PROBLEM TO WORK ON →
Search the records for the word "results" and report each line that has it.

..........

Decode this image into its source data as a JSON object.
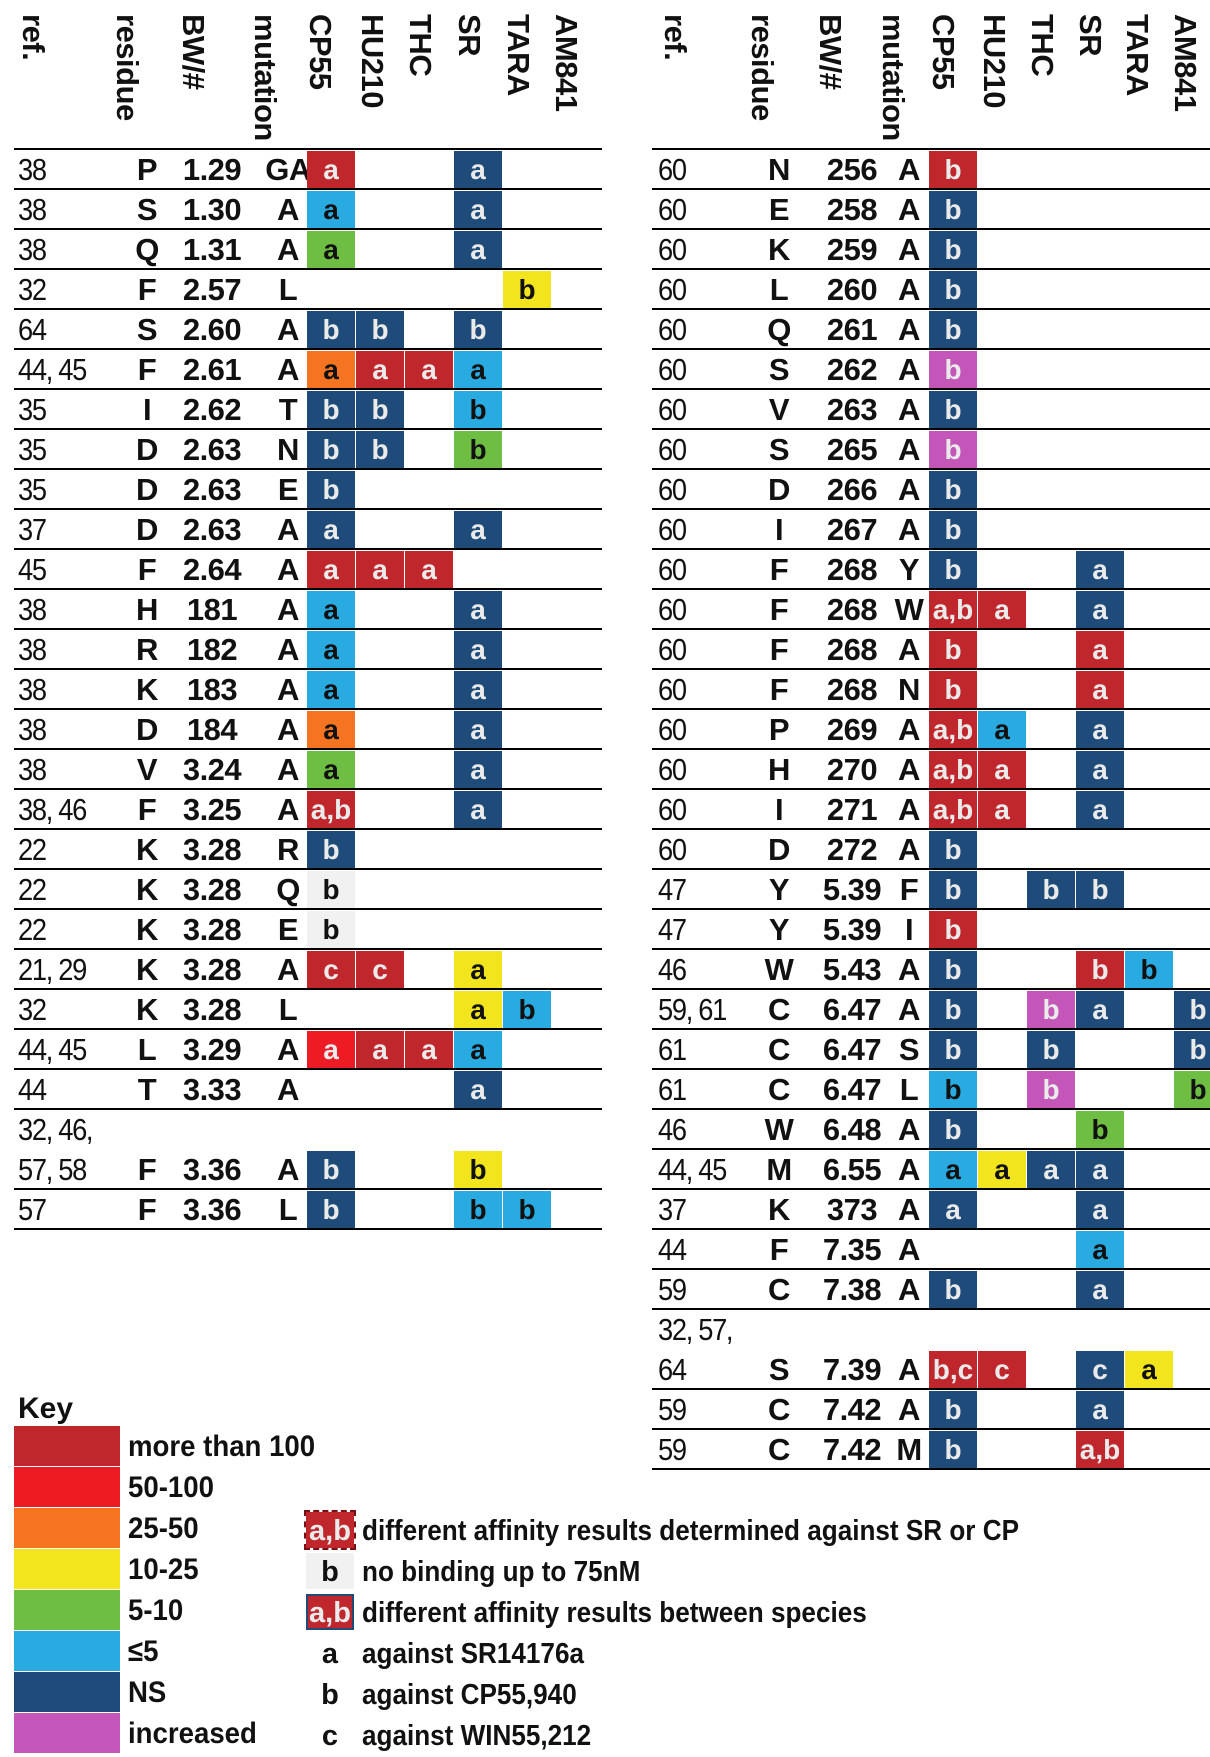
{
  "colors": {
    "gt100": "#c0272d",
    "50to100": "#ed1c24",
    "25to50": "#f47421",
    "10to25": "#f2e51d",
    "5to10": "#6ebe44",
    "le5": "#29aae1",
    "ns": "#1e4b7a",
    "increased": "#c356b8",
    "nobinding": "#f1f1f1"
  },
  "headers": [
    "ref.",
    "residue",
    "BW/#",
    "mutation",
    "CP55",
    "HU210",
    "THC",
    "SR",
    "TARA",
    "AM841"
  ],
  "left_rows": [
    {
      "ref": "38",
      "res": "P",
      "bw": "1.29",
      "mut": "GA",
      "c": [
        [
          "gt100",
          "a"
        ],
        null,
        null,
        [
          "ns",
          "a"
        ],
        null,
        null
      ]
    },
    {
      "ref": "38",
      "res": "S",
      "bw": "1.30",
      "mut": "A",
      "c": [
        [
          "le5",
          "a"
        ],
        null,
        null,
        [
          "ns",
          "a"
        ],
        null,
        null
      ]
    },
    {
      "ref": "38",
      "res": "Q",
      "bw": "1.31",
      "mut": "A",
      "c": [
        [
          "5to10",
          "a"
        ],
        null,
        null,
        [
          "ns",
          "a"
        ],
        null,
        null
      ]
    },
    {
      "ref": "32",
      "res": "F",
      "bw": "2.57",
      "mut": "L",
      "c": [
        null,
        null,
        null,
        null,
        [
          "10to25",
          "b"
        ],
        null
      ]
    },
    {
      "ref": "64",
      "res": "S",
      "bw": "2.60",
      "mut": "A",
      "c": [
        [
          "ns",
          "b"
        ],
        [
          "ns",
          "b"
        ],
        null,
        [
          "ns",
          "b"
        ],
        null,
        null
      ]
    },
    {
      "ref": "44, 45",
      "res": "F",
      "bw": "2.61",
      "mut": "A",
      "c": [
        [
          "25to50",
          "a"
        ],
        [
          "gt100",
          "a"
        ],
        [
          "gt100",
          "a"
        ],
        [
          "le5",
          "a"
        ],
        null,
        null
      ]
    },
    {
      "ref": "35",
      "res": "I",
      "bw": "2.62",
      "mut": "T",
      "c": [
        [
          "ns",
          "b"
        ],
        [
          "ns",
          "b"
        ],
        null,
        [
          "le5",
          "b"
        ],
        null,
        null
      ]
    },
    {
      "ref": "35",
      "res": "D",
      "bw": "2.63",
      "mut": "N",
      "c": [
        [
          "ns",
          "b"
        ],
        [
          "ns",
          "b"
        ],
        null,
        [
          "5to10",
          "b"
        ],
        null,
        null
      ]
    },
    {
      "ref": "35",
      "res": "D",
      "bw": "2.63",
      "mut": "E",
      "c": [
        [
          "ns",
          "b"
        ],
        null,
        null,
        null,
        null,
        null
      ]
    },
    {
      "ref": "37",
      "res": "D",
      "bw": "2.63",
      "mut": "A",
      "c": [
        [
          "ns",
          "a"
        ],
        null,
        null,
        [
          "ns",
          "a"
        ],
        null,
        null
      ]
    },
    {
      "ref": "45",
      "res": "F",
      "bw": "2.64",
      "mut": "A",
      "c": [
        [
          "gt100",
          "a"
        ],
        [
          "gt100",
          "a"
        ],
        [
          "gt100",
          "a"
        ],
        null,
        null,
        null
      ]
    },
    {
      "ref": "38",
      "res": "H",
      "bw": "181",
      "mut": "A",
      "c": [
        [
          "le5",
          "a"
        ],
        null,
        null,
        [
          "ns",
          "a"
        ],
        null,
        null
      ]
    },
    {
      "ref": "38",
      "res": "R",
      "bw": "182",
      "mut": "A",
      "c": [
        [
          "le5",
          "a"
        ],
        null,
        null,
        [
          "ns",
          "a"
        ],
        null,
        null
      ]
    },
    {
      "ref": "38",
      "res": "K",
      "bw": "183",
      "mut": "A",
      "c": [
        [
          "le5",
          "a"
        ],
        null,
        null,
        [
          "ns",
          "a"
        ],
        null,
        null
      ]
    },
    {
      "ref": "38",
      "res": "D",
      "bw": "184",
      "mut": "A",
      "c": [
        [
          "25to50",
          "a"
        ],
        null,
        null,
        [
          "ns",
          "a"
        ],
        null,
        null
      ]
    },
    {
      "ref": "38",
      "res": "V",
      "bw": "3.24",
      "mut": "A",
      "c": [
        [
          "5to10",
          "a"
        ],
        null,
        null,
        [
          "ns",
          "a"
        ],
        null,
        null
      ]
    },
    {
      "ref": "38, 46",
      "res": "F",
      "bw": "3.25",
      "mut": "A",
      "c": [
        [
          "gt100",
          "a,b"
        ],
        null,
        null,
        [
          "ns",
          "a"
        ],
        null,
        null
      ]
    },
    {
      "ref": "22",
      "res": "K",
      "bw": "3.28",
      "mut": "R",
      "c": [
        [
          "ns",
          "b"
        ],
        null,
        null,
        null,
        null,
        null
      ]
    },
    {
      "ref": "22",
      "res": "K",
      "bw": "3.28",
      "mut": "Q",
      "c": [
        [
          "nobinding",
          "b"
        ],
        null,
        null,
        null,
        null,
        null
      ]
    },
    {
      "ref": "22",
      "res": "K",
      "bw": "3.28",
      "mut": "E",
      "c": [
        [
          "nobinding",
          "b"
        ],
        null,
        null,
        null,
        null,
        null
      ]
    },
    {
      "ref": "21, 29",
      "res": "K",
      "bw": "3.28",
      "mut": "A",
      "c": [
        [
          "gt100",
          "c"
        ],
        [
          "gt100",
          "c"
        ],
        null,
        [
          "10to25",
          "a"
        ],
        null,
        null
      ]
    },
    {
      "ref": "32",
      "res": "K",
      "bw": "3.28",
      "mut": "L",
      "c": [
        null,
        null,
        null,
        [
          "10to25",
          "a"
        ],
        [
          "le5",
          "b"
        ],
        null
      ]
    },
    {
      "ref": "44, 45",
      "res": "L",
      "bw": "3.29",
      "mut": "A",
      "c": [
        [
          "50to100",
          "a"
        ],
        [
          "gt100",
          "a"
        ],
        [
          "gt100",
          "a"
        ],
        [
          "le5",
          "a"
        ],
        null,
        null
      ]
    },
    {
      "ref": "44",
      "res": "T",
      "bw": "3.33",
      "mut": "A",
      "c": [
        null,
        null,
        null,
        [
          "ns",
          "a"
        ],
        null,
        null
      ]
    },
    {
      "ref": "32, 46,",
      "res": "",
      "bw": "",
      "mut": "",
      "c": [
        null,
        null,
        null,
        null,
        null,
        null
      ],
      "noline": true
    },
    {
      "ref": "57, 58",
      "res": "F",
      "bw": "3.36",
      "mut": "A",
      "c": [
        [
          "ns",
          "b"
        ],
        null,
        null,
        [
          "10to25",
          "b"
        ],
        null,
        null
      ]
    },
    {
      "ref": "57",
      "res": "F",
      "bw": "3.36",
      "mut": "L",
      "c": [
        [
          "ns",
          "b"
        ],
        null,
        null,
        [
          "le5",
          "b"
        ],
        [
          "le5",
          "b"
        ],
        null
      ]
    }
  ],
  "right_rows": [
    {
      "ref": "60",
      "res": "N",
      "bw": "256",
      "mut": "A",
      "c": [
        [
          "gt100",
          "b"
        ],
        null,
        null,
        null,
        null,
        null
      ]
    },
    {
      "ref": "60",
      "res": "E",
      "bw": "258",
      "mut": "A",
      "c": [
        [
          "ns",
          "b"
        ],
        null,
        null,
        null,
        null,
        null
      ]
    },
    {
      "ref": "60",
      "res": "K",
      "bw": "259",
      "mut": "A",
      "c": [
        [
          "ns",
          "b"
        ],
        null,
        null,
        null,
        null,
        null
      ]
    },
    {
      "ref": "60",
      "res": "L",
      "bw": "260",
      "mut": "A",
      "c": [
        [
          "ns",
          "b"
        ],
        null,
        null,
        null,
        null,
        null
      ]
    },
    {
      "ref": "60",
      "res": "Q",
      "bw": "261",
      "mut": "A",
      "c": [
        [
          "ns",
          "b"
        ],
        null,
        null,
        null,
        null,
        null
      ]
    },
    {
      "ref": "60",
      "res": "S",
      "bw": "262",
      "mut": "A",
      "c": [
        [
          "increased",
          "b"
        ],
        null,
        null,
        null,
        null,
        null
      ]
    },
    {
      "ref": "60",
      "res": "V",
      "bw": "263",
      "mut": "A",
      "c": [
        [
          "ns",
          "b"
        ],
        null,
        null,
        null,
        null,
        null
      ]
    },
    {
      "ref": "60",
      "res": "S",
      "bw": "265",
      "mut": "A",
      "c": [
        [
          "increased",
          "b"
        ],
        null,
        null,
        null,
        null,
        null
      ]
    },
    {
      "ref": "60",
      "res": "D",
      "bw": "266",
      "mut": "A",
      "c": [
        [
          "ns",
          "b"
        ],
        null,
        null,
        null,
        null,
        null
      ]
    },
    {
      "ref": "60",
      "res": "I",
      "bw": "267",
      "mut": "A",
      "c": [
        [
          "ns",
          "b"
        ],
        null,
        null,
        null,
        null,
        null
      ]
    },
    {
      "ref": "60",
      "res": "F",
      "bw": "268",
      "mut": "Y",
      "c": [
        [
          "ns",
          "b"
        ],
        null,
        null,
        [
          "ns",
          "a"
        ],
        null,
        null
      ]
    },
    {
      "ref": "60",
      "res": "F",
      "bw": "268",
      "mut": "W",
      "c": [
        [
          "gt100",
          "a,b"
        ],
        [
          "gt100",
          "a"
        ],
        null,
        [
          "ns",
          "a"
        ],
        null,
        null
      ]
    },
    {
      "ref": "60",
      "res": "F",
      "bw": "268",
      "mut": "A",
      "c": [
        [
          "gt100",
          "b"
        ],
        null,
        null,
        [
          "gt100",
          "a"
        ],
        null,
        null
      ]
    },
    {
      "ref": "60",
      "res": "F",
      "bw": "268",
      "mut": "N",
      "c": [
        [
          "gt100",
          "b"
        ],
        null,
        null,
        [
          "gt100",
          "a"
        ],
        null,
        null
      ]
    },
    {
      "ref": "60",
      "res": "P",
      "bw": "269",
      "mut": "A",
      "c": [
        [
          "gt100",
          "a,b"
        ],
        [
          "le5",
          "a"
        ],
        null,
        [
          "ns",
          "a"
        ],
        null,
        null
      ]
    },
    {
      "ref": "60",
      "res": "H",
      "bw": "270",
      "mut": "A",
      "c": [
        [
          "gt100",
          "a,b"
        ],
        [
          "gt100",
          "a"
        ],
        null,
        [
          "ns",
          "a"
        ],
        null,
        null
      ]
    },
    {
      "ref": "60",
      "res": "I",
      "bw": "271",
      "mut": "A",
      "c": [
        [
          "gt100",
          "a,b"
        ],
        [
          "gt100",
          "a"
        ],
        null,
        [
          "ns",
          "a"
        ],
        null,
        null
      ]
    },
    {
      "ref": "60",
      "res": "D",
      "bw": "272",
      "mut": "A",
      "c": [
        [
          "ns",
          "b"
        ],
        null,
        null,
        null,
        null,
        null
      ]
    },
    {
      "ref": "47",
      "res": "Y",
      "bw": "5.39",
      "mut": "F",
      "c": [
        [
          "ns",
          "b"
        ],
        null,
        [
          "ns",
          "b"
        ],
        [
          "ns",
          "b"
        ],
        null,
        null
      ]
    },
    {
      "ref": "47",
      "res": "Y",
      "bw": "5.39",
      "mut": "I",
      "c": [
        [
          "gt100",
          "b"
        ],
        null,
        null,
        null,
        null,
        null
      ]
    },
    {
      "ref": "46",
      "res": "W",
      "bw": "5.43",
      "mut": "A",
      "c": [
        [
          "ns",
          "b"
        ],
        null,
        null,
        [
          "gt100",
          "b"
        ],
        [
          "le5",
          "b"
        ],
        null
      ]
    },
    {
      "ref": "59, 61",
      "res": "C",
      "bw": "6.47",
      "mut": "A",
      "c": [
        [
          "ns",
          "b"
        ],
        null,
        [
          "increased",
          "b"
        ],
        [
          "ns",
          "a"
        ],
        null,
        [
          "ns",
          "b"
        ]
      ]
    },
    {
      "ref": "61",
      "res": "C",
      "bw": "6.47",
      "mut": "S",
      "c": [
        [
          "ns",
          "b"
        ],
        null,
        [
          "ns",
          "b"
        ],
        null,
        null,
        [
          "ns",
          "b"
        ]
      ]
    },
    {
      "ref": "61",
      "res": "C",
      "bw": "6.47",
      "mut": "L",
      "c": [
        [
          "le5",
          "b"
        ],
        null,
        [
          "increased",
          "b"
        ],
        null,
        null,
        [
          "5to10",
          "b"
        ]
      ]
    },
    {
      "ref": "46",
      "res": "W",
      "bw": "6.48",
      "mut": "A",
      "c": [
        [
          "ns",
          "b"
        ],
        null,
        null,
        [
          "5to10",
          "b"
        ],
        null,
        null
      ]
    },
    {
      "ref": "44, 45",
      "res": "M",
      "bw": "6.55",
      "mut": "A",
      "c": [
        [
          "le5",
          "a"
        ],
        [
          "10to25",
          "a"
        ],
        [
          "ns",
          "a"
        ],
        [
          "ns",
          "a"
        ],
        null,
        null
      ]
    },
    {
      "ref": "37",
      "res": "K",
      "bw": "373",
      "mut": "A",
      "c": [
        [
          "ns",
          "a"
        ],
        null,
        null,
        [
          "ns",
          "a"
        ],
        null,
        null
      ]
    },
    {
      "ref": "44",
      "res": "F",
      "bw": "7.35",
      "mut": "A",
      "c": [
        null,
        null,
        null,
        [
          "le5",
          "a"
        ],
        null,
        null
      ]
    },
    {
      "ref": "59",
      "res": "C",
      "bw": "7.38",
      "mut": "A",
      "c": [
        [
          "ns",
          "b"
        ],
        null,
        null,
        [
          "ns",
          "a"
        ],
        null,
        null
      ]
    },
    {
      "ref": "32, 57,",
      "res": "",
      "bw": "",
      "mut": "",
      "c": [
        null,
        null,
        null,
        null,
        null,
        null
      ],
      "noline": true
    },
    {
      "ref": "64",
      "res": "S",
      "bw": "7.39",
      "mut": "A",
      "c": [
        [
          "gt100",
          "b,c"
        ],
        [
          "gt100",
          "c"
        ],
        null,
        [
          "ns",
          "c"
        ],
        [
          "10to25",
          "a"
        ],
        null
      ]
    },
    {
      "ref": "59",
      "res": "C",
      "bw": "7.42",
      "mut": "A",
      "c": [
        [
          "ns",
          "b"
        ],
        null,
        null,
        [
          "ns",
          "a"
        ],
        null,
        null
      ]
    },
    {
      "ref": "59",
      "res": "C",
      "bw": "7.42",
      "mut": "M",
      "c": [
        [
          "ns",
          "b"
        ],
        null,
        null,
        [
          "gt100",
          "a,b"
        ],
        null,
        null
      ]
    }
  ],
  "key": {
    "title": "Key",
    "items": [
      {
        "color": "gt100",
        "label": "more than 100"
      },
      {
        "color": "50to100",
        "label": "50-100"
      },
      {
        "color": "25to50",
        "label": "25-50"
      },
      {
        "color": "10to25",
        "label": "10-25"
      },
      {
        "color": "5to10",
        "label": "5-10"
      },
      {
        "color": "le5",
        "label": "≤5"
      },
      {
        "color": "ns",
        "label": "NS"
      },
      {
        "color": "increased",
        "label": "increased"
      }
    ]
  },
  "legend": [
    {
      "sym": "a,b",
      "style": "dark-red",
      "text": "different affinity results determined against SR or CP"
    },
    {
      "sym": "b",
      "style": "grey",
      "text": "no binding up to 75nM"
    },
    {
      "sym": "a,b",
      "style": "red-outline",
      "text": "different affinity results between species"
    },
    {
      "sym": "a",
      "style": "plain",
      "text": "against SR14176a"
    },
    {
      "sym": "b",
      "style": "plain",
      "text": "against CP55,940"
    },
    {
      "sym": "c",
      "style": "plain",
      "text": "against WIN55,212"
    }
  ]
}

..........

FULL OUTPUT →
      "text": "different affinity results determined against SR or CP"
      "text": "different affinity results between species"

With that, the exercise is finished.